--- GIVEN DATA ---

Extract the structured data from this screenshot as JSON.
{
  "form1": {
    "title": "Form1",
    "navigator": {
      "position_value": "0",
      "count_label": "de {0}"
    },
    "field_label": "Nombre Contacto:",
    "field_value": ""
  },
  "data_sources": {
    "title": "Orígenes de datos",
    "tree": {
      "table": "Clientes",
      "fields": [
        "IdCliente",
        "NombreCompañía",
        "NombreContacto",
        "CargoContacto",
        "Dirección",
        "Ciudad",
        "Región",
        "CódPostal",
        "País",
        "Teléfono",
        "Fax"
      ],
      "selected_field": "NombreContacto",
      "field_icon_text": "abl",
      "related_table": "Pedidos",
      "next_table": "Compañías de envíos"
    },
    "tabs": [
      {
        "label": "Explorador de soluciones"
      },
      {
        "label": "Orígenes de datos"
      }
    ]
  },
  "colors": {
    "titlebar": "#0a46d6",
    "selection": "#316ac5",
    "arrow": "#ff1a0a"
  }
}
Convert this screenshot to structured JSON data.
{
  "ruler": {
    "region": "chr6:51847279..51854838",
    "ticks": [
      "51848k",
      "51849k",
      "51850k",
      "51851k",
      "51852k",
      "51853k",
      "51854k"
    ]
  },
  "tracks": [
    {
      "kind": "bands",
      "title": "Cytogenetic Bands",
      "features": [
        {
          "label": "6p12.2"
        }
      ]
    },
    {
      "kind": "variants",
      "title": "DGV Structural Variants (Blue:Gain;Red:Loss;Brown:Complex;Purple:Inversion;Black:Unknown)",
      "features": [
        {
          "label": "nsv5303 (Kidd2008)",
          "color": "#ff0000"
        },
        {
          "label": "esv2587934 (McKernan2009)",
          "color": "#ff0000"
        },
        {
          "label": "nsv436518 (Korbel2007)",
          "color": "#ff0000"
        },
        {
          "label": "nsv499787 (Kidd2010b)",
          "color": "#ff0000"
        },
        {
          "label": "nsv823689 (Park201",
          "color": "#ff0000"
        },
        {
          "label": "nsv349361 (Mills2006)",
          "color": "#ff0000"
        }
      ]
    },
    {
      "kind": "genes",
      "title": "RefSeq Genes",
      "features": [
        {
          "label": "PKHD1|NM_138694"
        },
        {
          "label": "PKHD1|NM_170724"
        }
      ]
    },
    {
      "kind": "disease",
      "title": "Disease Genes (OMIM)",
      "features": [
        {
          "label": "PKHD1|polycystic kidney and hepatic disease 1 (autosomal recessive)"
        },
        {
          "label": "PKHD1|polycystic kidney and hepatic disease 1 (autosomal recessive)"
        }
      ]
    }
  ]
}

---

▶ [TASK GOAL]
Could you reproduce every record exactly as it appears?

▶ [RESULT OF THE TASK]
Extract the structured data from this screenshot as JSON.
{
  "form1": {
    "title": "Form1",
    "navigator": {
      "position_value": "0",
      "count_label": "de {0}"
    },
    "field_label": "Nombre Contacto:",
    "field_value": ""
  },
  "data_sources": {
    "title": "Orígenes de datos",
    "tree": {
      "table": "Clientes",
      "fields": [
        "IdCliente",
        "NombreCompañía",
        "NombreContacto",
        "CargoContacto",
        "Dirección",
        "Ciudad",
        "Región",
        "CódPostal",
        "País",
        "Teléfono",
        "Fax"
      ],
      "selected_field": "NombreContacto",
      "field_icon_text": "abl",
      "related_table": "Pedidos",
      "next_table": "Compañías de envíos"
    },
    "tabs": [
      {
        "label": "Explorador de soluciones"
      },
      {
        "label": "Orígenes de datos"
      }
    ]
  },
  "colors": {
    "titlebar": "#0a46d6",
    "selection": "#316ac5",
    "arrow": "#ff1a0a"
  }
}
Convert this screenshot to structured JSON data.
{
  "ruler": {
    "region": "chr6:51847279..51854838",
    "ticks": [
      "51848k",
      "51849k",
      "51850k",
      "51851k",
      "51852k",
      "51853k",
      "51854k"
    ]
  },
  "tracks": [
    {
      "kind": "bands",
      "title": "Cytogenetic Bands",
      "features": [
        {
          "label": "6p12.2"
        }
      ]
    },
    {
      "kind": "variants",
      "title": "DGV Structural Variants (Blue:Gain;Red:Loss;Brown:Complex;Purple:Inversion;Black:Unknown)",
      "features": [
        {
          "label": "nsv5303 (Kidd2008)",
          "color": "#ff0000"
        },
        {
          "label": "esv2587934 (McKernan2009)",
          "color": "#ff0000"
        },
        {
          "label": "nsv436518 (Korbel2007)",
          "color": "#ff0000"
        },
        {
          "label": "nsv499787 (Kidd2010b)",
          "color": "#ff0000"
        },
        {
          "label": "nsv823689 (Park201",
          "color": "#ff0000"
        },
        {
          "label": "nsv349361 (Mills2006)",
          "color": "#ff0000"
        }
      ]
    },
    {
      "kind": "genes",
      "title": "RefSeq Genes",
      "features": [
        {
          "label": "PKHD1|NM_138694"
        },
        {
          "label": "PKHD1|NM_170724"
        }
      ]
    },
    {
      "kind": "disease",
      "title": "Disease Genes (OMIM)",
      "features": [
        {
          "label": "PKHD1|polycystic kidney and hepatic disease 1 (autosomal recessive)"
        },
        {
          "label": "PKHD1|polycystic kidney and hepatic disease 1 (autosomal recessive)"
        }
      ]
    }
  ]
}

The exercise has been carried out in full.